Instructions to follow ->
Read the lines below. Copy out any that hold the string "name".

>> start Excerpted data

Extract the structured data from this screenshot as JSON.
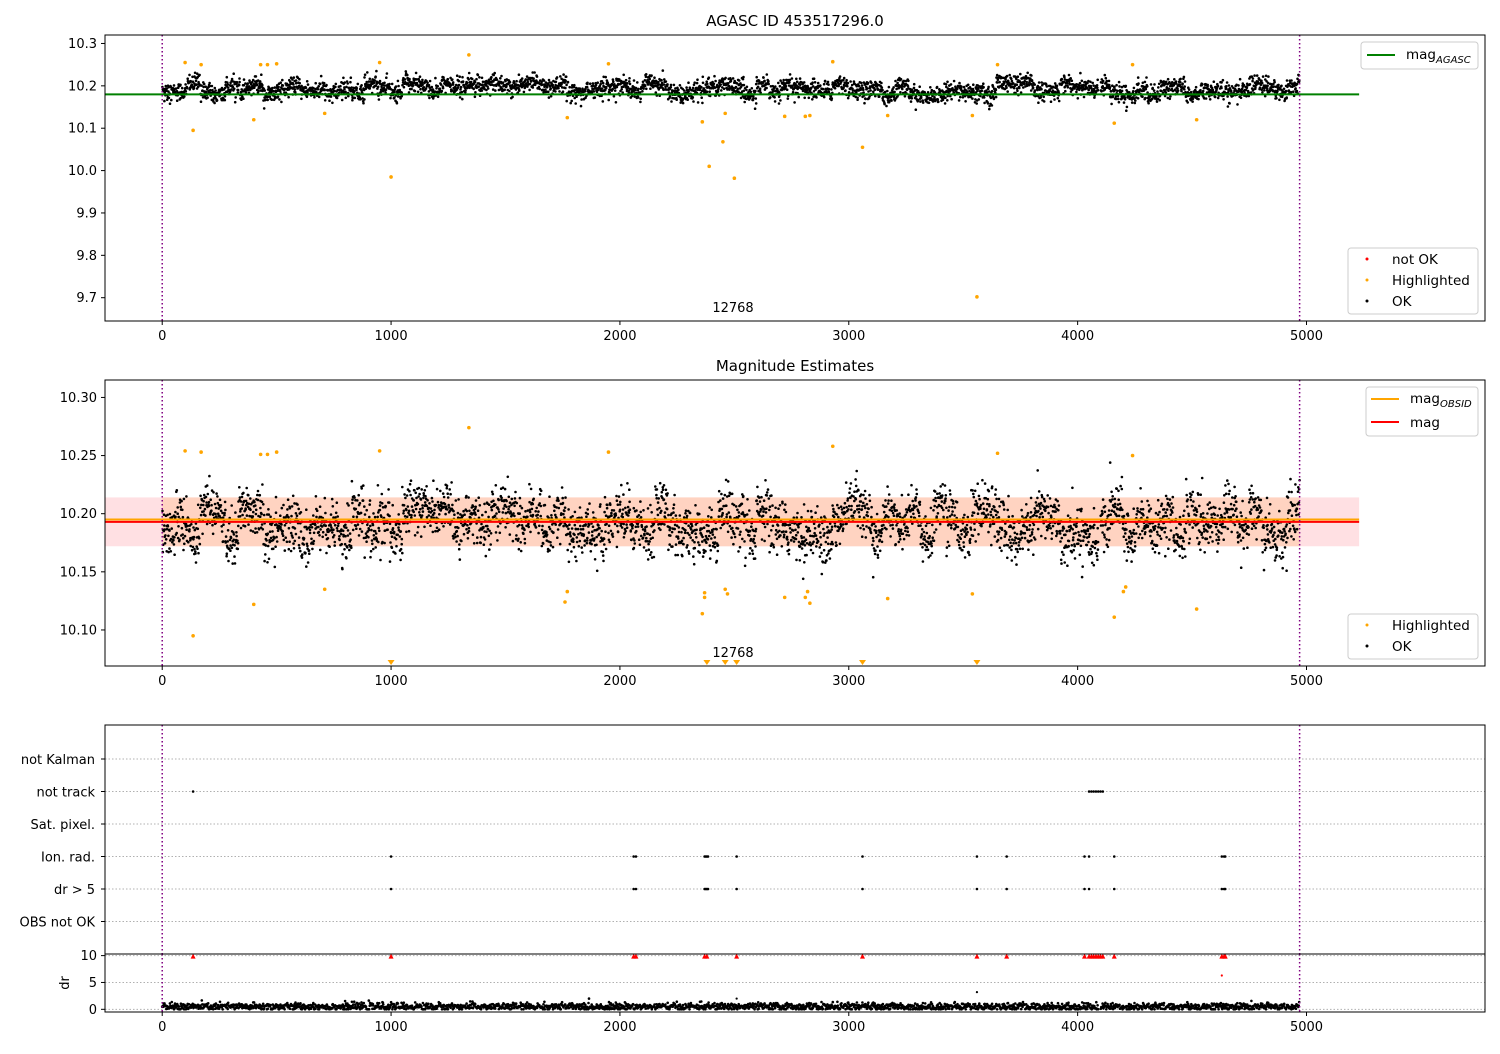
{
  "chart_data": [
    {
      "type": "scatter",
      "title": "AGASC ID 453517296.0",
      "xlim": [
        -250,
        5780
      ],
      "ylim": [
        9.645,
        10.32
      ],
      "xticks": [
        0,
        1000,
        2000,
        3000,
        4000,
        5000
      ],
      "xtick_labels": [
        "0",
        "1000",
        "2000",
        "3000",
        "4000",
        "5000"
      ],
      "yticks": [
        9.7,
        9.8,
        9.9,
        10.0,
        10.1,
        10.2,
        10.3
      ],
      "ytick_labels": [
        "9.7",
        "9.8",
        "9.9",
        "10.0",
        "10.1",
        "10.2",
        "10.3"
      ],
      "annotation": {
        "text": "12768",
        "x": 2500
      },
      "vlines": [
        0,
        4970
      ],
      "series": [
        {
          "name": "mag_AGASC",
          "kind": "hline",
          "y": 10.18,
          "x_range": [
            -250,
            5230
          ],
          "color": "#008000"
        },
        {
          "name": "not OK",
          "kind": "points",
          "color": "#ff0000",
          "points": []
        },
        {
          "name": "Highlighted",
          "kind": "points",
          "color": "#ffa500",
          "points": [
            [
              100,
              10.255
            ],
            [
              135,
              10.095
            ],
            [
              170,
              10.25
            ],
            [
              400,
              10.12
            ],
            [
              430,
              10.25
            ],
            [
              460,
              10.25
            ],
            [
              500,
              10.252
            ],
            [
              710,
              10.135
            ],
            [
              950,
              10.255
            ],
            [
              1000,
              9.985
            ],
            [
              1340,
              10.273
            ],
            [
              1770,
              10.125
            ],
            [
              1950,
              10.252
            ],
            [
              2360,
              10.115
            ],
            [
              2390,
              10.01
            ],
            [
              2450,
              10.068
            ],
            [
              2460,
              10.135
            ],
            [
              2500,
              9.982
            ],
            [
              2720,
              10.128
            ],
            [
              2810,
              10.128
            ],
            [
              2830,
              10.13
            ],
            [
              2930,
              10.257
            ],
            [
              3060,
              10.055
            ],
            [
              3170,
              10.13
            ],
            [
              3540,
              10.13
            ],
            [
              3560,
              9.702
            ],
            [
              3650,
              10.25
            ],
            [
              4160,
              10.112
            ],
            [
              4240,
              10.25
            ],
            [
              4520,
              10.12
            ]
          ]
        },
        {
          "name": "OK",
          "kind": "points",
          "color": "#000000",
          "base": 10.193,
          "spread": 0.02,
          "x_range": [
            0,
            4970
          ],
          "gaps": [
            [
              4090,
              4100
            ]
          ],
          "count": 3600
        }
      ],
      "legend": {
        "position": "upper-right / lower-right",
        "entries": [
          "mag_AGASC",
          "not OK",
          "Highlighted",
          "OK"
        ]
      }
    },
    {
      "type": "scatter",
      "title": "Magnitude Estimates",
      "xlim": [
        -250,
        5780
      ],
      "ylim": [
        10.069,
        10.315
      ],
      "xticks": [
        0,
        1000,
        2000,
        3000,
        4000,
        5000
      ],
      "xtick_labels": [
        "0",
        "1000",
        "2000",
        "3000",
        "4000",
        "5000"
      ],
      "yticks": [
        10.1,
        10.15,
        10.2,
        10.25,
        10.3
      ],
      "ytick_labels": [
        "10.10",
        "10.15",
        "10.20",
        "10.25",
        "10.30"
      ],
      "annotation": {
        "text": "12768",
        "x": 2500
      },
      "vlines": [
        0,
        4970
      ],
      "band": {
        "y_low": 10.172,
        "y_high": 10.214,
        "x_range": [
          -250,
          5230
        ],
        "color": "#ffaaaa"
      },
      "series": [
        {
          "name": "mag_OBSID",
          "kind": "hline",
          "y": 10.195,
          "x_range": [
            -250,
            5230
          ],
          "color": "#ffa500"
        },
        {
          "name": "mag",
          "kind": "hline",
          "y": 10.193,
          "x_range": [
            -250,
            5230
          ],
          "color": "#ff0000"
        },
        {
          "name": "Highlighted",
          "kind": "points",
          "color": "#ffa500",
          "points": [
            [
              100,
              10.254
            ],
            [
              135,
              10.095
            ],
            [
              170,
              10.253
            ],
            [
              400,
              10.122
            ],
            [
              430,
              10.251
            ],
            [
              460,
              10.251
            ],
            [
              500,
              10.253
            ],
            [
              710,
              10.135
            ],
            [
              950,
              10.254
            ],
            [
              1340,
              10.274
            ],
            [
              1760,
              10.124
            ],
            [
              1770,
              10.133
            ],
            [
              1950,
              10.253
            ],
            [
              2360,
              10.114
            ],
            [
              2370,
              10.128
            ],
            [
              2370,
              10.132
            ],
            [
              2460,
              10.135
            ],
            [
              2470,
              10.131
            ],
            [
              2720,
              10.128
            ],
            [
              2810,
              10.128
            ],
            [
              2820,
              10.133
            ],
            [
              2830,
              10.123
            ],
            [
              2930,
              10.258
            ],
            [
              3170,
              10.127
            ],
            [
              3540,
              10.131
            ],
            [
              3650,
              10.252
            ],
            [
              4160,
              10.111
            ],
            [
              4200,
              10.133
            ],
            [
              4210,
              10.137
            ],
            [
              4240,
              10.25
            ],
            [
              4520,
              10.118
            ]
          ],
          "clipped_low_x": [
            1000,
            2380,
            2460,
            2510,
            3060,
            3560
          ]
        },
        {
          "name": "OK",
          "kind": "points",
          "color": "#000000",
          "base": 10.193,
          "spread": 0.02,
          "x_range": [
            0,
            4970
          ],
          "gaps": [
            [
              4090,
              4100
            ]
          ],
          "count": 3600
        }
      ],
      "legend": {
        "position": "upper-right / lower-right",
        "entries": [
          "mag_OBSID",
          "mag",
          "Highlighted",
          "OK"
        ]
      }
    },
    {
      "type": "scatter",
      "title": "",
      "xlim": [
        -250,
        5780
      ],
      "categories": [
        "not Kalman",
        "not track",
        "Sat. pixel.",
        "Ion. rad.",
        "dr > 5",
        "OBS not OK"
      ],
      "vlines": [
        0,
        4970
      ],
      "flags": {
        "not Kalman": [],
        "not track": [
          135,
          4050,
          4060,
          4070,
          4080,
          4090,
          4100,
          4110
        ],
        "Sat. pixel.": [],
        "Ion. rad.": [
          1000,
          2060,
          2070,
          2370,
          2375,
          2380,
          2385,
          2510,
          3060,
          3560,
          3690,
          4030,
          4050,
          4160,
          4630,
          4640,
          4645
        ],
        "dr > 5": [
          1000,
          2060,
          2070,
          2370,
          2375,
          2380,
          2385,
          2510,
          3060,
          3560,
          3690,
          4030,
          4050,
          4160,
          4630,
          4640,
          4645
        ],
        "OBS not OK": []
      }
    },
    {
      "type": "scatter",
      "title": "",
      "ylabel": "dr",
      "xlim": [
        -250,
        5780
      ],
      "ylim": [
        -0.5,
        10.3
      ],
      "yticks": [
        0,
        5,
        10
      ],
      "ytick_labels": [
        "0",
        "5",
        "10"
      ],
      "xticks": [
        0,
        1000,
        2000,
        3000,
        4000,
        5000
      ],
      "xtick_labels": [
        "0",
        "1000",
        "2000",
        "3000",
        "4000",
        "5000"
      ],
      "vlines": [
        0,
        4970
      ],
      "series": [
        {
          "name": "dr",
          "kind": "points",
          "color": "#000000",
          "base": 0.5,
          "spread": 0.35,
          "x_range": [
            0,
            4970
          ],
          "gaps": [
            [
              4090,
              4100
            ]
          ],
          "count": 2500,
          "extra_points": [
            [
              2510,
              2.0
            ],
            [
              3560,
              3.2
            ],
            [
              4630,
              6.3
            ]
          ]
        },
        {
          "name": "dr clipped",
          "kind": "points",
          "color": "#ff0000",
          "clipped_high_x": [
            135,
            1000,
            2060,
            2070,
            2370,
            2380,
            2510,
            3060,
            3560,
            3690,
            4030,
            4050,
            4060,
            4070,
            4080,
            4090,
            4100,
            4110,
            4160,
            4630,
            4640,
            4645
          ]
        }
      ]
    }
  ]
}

>> end Excerpted data
>> start Excerpted data

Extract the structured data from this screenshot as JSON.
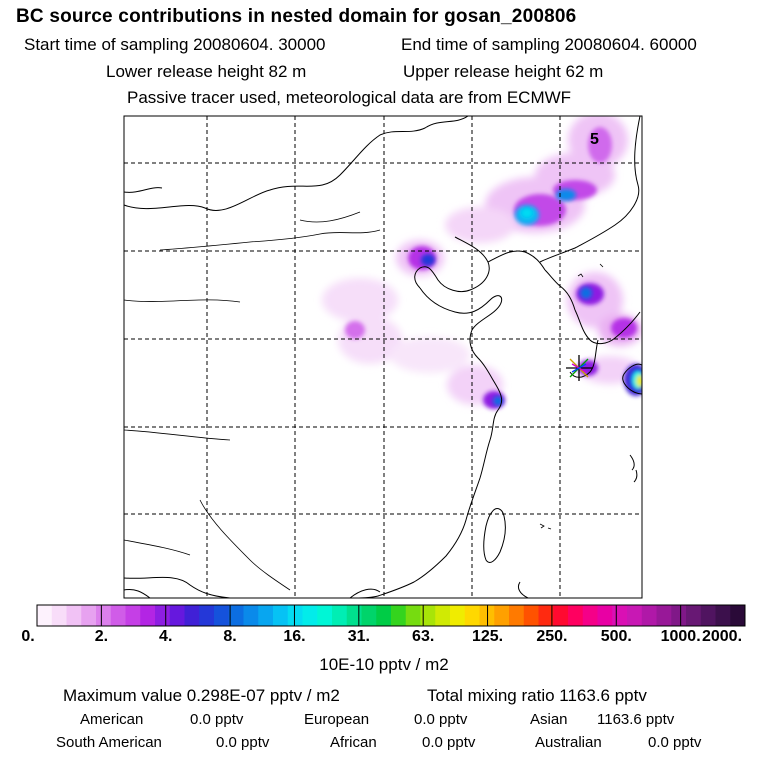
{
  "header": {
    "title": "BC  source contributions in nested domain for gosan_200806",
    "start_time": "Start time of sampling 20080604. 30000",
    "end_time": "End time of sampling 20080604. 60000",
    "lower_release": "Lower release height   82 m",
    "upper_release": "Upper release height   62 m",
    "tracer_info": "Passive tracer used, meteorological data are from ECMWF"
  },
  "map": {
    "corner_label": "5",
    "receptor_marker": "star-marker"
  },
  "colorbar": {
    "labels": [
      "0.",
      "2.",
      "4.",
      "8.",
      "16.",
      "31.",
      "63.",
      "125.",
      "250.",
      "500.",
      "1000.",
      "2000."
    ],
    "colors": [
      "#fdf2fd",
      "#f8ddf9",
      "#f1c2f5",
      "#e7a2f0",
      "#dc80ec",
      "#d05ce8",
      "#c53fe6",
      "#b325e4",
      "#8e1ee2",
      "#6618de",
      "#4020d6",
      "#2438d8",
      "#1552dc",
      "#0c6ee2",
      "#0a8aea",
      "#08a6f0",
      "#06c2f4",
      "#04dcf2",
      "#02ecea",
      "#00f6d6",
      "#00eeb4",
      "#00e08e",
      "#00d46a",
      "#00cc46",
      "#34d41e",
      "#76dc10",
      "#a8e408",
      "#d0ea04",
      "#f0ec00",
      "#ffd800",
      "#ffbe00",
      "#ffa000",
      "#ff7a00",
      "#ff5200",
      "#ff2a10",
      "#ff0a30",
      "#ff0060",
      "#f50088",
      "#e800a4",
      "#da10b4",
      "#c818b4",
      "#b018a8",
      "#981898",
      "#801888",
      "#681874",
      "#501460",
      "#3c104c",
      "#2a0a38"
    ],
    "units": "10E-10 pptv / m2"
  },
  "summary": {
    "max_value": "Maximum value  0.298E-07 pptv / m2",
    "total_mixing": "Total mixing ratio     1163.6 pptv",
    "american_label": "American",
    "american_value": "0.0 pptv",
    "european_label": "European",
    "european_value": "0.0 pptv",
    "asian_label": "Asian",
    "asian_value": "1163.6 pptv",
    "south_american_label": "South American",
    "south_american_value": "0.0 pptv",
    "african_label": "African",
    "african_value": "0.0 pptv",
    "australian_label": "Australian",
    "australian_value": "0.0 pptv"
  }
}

>> end Excerpted data

Task response ->
          "name": "mag_AGASC",
          "name": "not OK",
          "name": "Highlighted",
          "name": "OK",
          "name": "mag_OBSID",
          "name": "mag",
          "name": "Highlighted",
          "name": "OK",
          "name": "dr",
          "name": "dr clipped",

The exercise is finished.